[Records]
···
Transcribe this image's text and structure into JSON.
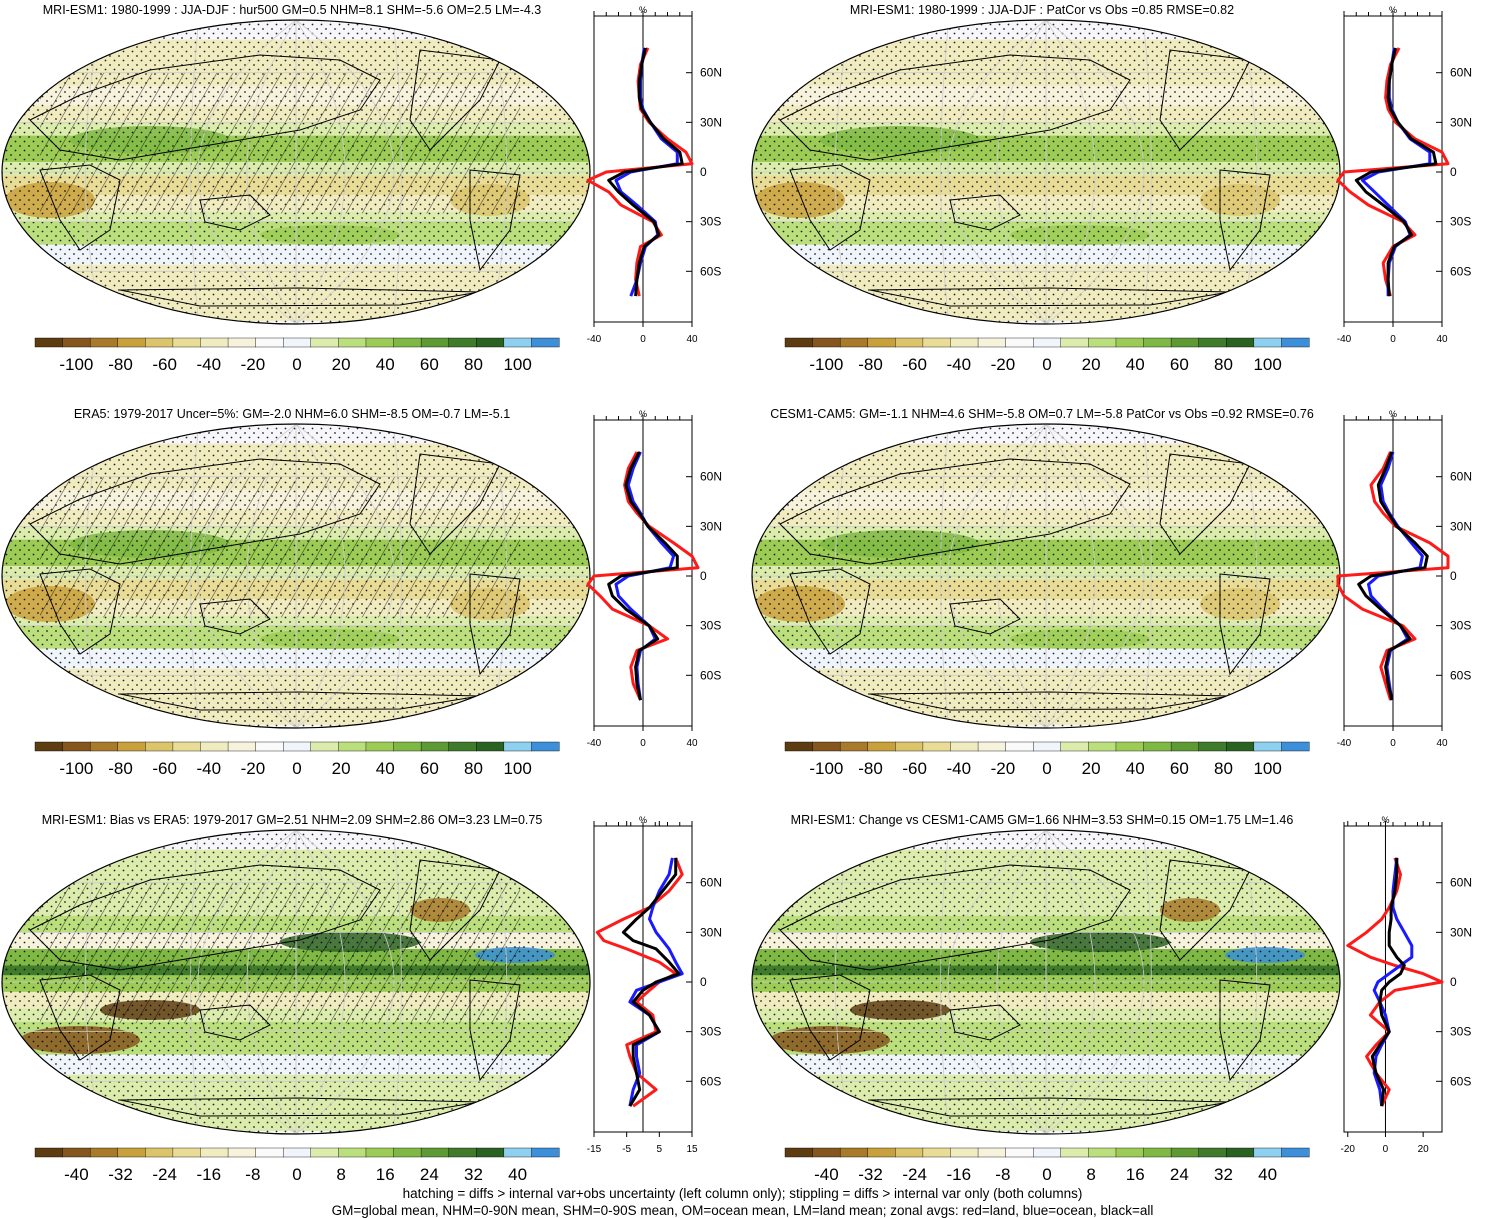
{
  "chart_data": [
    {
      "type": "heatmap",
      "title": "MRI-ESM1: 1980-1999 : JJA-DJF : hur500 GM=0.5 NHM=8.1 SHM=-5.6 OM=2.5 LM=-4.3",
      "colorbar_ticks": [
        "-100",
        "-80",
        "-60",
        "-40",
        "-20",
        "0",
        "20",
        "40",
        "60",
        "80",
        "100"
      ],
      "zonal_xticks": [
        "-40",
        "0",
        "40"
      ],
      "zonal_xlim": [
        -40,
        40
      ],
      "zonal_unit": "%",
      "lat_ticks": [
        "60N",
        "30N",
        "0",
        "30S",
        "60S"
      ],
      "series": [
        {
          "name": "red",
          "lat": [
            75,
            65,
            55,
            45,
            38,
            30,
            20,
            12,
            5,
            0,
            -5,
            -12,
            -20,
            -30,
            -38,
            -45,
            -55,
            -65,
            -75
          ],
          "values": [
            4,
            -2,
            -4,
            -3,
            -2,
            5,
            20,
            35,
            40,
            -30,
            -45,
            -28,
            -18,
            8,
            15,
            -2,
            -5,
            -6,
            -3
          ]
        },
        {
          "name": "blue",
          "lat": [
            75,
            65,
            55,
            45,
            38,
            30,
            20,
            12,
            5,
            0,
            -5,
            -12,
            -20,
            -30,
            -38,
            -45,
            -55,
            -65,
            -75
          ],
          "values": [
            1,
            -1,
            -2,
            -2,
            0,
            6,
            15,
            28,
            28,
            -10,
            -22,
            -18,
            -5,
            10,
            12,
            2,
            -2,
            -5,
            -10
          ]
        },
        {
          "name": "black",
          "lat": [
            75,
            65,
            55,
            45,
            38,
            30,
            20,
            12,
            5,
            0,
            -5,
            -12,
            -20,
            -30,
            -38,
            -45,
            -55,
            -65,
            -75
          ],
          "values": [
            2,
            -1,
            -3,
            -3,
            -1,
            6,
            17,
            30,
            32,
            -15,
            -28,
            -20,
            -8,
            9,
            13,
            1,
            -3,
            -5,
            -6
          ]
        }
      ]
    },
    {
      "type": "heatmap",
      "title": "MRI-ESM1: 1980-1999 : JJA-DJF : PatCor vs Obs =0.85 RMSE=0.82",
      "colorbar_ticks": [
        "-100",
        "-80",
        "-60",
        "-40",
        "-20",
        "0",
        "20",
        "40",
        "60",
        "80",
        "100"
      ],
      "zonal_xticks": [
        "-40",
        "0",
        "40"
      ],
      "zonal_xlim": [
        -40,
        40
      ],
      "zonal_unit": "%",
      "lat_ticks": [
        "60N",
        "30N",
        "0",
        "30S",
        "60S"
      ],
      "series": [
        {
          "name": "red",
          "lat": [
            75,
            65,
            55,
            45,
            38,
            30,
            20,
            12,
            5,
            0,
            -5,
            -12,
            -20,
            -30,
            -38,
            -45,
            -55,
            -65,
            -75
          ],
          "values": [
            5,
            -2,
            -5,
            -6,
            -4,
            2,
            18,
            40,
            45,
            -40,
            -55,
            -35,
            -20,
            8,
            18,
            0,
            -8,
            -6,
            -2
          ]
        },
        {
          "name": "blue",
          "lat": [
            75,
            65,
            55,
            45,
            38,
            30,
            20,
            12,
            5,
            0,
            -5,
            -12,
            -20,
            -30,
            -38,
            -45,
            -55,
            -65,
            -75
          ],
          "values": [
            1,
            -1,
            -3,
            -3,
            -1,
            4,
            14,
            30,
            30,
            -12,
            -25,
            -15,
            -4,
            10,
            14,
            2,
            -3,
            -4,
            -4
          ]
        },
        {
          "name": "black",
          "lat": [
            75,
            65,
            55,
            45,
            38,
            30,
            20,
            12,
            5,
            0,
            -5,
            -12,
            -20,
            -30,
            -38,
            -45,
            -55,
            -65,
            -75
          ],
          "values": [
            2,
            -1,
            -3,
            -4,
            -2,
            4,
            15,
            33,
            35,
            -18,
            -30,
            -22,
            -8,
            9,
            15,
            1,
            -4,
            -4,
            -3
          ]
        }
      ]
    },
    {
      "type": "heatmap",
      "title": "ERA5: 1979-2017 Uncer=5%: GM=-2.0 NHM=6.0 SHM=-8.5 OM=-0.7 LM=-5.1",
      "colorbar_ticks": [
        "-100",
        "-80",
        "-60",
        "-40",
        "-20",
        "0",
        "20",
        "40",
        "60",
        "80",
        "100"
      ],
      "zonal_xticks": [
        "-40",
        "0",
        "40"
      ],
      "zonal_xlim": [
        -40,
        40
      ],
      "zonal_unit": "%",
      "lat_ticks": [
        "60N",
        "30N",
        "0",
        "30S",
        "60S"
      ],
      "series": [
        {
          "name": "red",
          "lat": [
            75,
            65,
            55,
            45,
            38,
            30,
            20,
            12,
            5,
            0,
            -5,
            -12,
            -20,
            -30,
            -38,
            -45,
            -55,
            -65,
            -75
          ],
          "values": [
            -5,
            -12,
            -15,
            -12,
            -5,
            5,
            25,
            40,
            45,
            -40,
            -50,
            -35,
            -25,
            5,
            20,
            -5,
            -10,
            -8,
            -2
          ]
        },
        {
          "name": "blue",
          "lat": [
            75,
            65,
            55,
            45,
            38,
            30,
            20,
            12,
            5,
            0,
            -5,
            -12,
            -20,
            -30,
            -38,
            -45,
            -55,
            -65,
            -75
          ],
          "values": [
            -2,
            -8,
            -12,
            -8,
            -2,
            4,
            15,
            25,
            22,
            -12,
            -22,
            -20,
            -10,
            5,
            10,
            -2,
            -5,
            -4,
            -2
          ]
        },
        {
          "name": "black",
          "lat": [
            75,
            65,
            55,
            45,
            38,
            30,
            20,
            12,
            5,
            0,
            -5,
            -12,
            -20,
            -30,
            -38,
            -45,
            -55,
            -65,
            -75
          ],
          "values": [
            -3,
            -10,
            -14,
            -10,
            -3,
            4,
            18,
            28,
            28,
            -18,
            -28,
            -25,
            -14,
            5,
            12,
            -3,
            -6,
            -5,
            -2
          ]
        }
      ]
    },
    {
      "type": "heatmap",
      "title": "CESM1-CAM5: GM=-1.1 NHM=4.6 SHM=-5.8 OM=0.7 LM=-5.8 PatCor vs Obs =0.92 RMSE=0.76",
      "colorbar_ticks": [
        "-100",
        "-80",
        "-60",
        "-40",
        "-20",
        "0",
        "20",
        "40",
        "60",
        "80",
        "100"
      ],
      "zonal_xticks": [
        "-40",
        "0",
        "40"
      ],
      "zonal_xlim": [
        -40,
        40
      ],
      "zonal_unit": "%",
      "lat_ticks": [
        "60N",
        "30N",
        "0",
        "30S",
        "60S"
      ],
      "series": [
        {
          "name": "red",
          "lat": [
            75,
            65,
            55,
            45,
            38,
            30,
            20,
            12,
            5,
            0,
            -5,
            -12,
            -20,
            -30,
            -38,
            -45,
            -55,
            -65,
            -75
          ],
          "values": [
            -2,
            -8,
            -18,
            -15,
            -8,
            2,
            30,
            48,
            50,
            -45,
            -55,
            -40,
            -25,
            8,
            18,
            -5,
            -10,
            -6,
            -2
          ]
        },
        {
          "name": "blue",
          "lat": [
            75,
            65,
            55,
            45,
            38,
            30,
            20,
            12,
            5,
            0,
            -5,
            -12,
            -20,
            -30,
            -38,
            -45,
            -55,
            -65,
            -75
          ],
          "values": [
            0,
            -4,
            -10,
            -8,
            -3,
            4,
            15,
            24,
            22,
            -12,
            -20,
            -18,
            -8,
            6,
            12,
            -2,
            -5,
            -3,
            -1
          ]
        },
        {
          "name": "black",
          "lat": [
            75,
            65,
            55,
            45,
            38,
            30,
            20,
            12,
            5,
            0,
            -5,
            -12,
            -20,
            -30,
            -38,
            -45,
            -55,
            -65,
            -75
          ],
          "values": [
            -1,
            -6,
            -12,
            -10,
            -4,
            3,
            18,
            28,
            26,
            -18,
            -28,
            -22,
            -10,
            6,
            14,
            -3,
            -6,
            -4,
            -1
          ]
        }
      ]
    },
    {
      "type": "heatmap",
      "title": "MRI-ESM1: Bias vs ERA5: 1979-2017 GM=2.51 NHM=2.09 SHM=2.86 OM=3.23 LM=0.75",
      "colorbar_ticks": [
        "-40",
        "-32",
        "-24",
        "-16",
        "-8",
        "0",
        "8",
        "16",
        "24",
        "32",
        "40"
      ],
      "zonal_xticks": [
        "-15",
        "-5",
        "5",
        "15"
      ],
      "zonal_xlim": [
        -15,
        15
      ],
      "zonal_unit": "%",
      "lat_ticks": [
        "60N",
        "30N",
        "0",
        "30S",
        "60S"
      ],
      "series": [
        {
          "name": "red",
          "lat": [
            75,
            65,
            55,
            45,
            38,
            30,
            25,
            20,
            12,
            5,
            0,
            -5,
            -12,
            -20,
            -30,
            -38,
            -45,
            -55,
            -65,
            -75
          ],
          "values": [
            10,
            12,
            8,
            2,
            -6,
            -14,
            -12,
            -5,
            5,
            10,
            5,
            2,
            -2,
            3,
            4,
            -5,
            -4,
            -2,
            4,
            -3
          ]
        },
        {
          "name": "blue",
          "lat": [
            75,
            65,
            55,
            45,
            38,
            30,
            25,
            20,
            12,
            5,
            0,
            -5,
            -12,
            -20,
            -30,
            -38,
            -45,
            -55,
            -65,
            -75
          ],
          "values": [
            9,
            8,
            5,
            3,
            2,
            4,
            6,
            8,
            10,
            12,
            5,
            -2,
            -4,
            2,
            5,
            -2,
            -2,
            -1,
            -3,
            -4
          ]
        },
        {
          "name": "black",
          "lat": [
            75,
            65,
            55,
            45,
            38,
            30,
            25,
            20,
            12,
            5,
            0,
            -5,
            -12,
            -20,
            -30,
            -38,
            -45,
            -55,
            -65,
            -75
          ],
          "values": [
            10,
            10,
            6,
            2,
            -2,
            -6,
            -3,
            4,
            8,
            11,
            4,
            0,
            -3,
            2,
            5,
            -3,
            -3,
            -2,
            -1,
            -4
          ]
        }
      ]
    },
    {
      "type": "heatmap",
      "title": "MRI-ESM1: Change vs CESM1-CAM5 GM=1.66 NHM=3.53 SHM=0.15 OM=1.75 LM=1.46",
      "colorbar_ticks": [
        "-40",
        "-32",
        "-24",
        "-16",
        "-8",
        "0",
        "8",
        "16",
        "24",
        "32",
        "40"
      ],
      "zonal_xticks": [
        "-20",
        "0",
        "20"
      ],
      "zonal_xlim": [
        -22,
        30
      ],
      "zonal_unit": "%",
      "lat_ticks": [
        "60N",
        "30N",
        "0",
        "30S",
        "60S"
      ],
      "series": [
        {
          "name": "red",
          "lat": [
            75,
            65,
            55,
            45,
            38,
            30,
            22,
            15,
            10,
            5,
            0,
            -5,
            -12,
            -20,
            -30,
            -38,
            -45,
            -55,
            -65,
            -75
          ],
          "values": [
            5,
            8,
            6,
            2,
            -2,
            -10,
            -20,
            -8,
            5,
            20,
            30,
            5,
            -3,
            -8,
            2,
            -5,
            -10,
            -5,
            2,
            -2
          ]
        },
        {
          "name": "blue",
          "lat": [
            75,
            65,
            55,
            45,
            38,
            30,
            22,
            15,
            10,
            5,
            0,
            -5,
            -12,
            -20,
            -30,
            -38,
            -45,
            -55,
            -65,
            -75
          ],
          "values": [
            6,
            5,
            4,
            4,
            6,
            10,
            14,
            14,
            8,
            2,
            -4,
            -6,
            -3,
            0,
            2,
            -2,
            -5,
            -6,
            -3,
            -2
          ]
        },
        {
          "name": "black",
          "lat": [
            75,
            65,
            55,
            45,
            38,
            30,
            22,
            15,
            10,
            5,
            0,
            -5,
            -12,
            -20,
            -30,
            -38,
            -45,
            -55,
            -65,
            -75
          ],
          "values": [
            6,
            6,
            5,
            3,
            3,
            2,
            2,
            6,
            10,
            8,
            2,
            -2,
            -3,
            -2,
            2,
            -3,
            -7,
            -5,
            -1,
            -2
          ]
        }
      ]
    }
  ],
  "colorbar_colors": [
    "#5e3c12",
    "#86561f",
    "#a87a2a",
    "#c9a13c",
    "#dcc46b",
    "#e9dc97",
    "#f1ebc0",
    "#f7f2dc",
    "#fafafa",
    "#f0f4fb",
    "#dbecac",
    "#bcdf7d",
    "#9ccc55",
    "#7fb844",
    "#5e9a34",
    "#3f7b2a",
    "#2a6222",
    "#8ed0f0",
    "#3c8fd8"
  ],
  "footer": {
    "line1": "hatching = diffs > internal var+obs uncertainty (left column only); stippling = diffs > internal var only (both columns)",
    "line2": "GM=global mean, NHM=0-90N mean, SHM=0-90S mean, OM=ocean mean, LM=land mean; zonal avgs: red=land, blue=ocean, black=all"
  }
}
···
_WHAT TO DO_:
For the material, find the number of lines holding the word "RMSE" and give that figure and nothing more.

_THE REPLY_:
2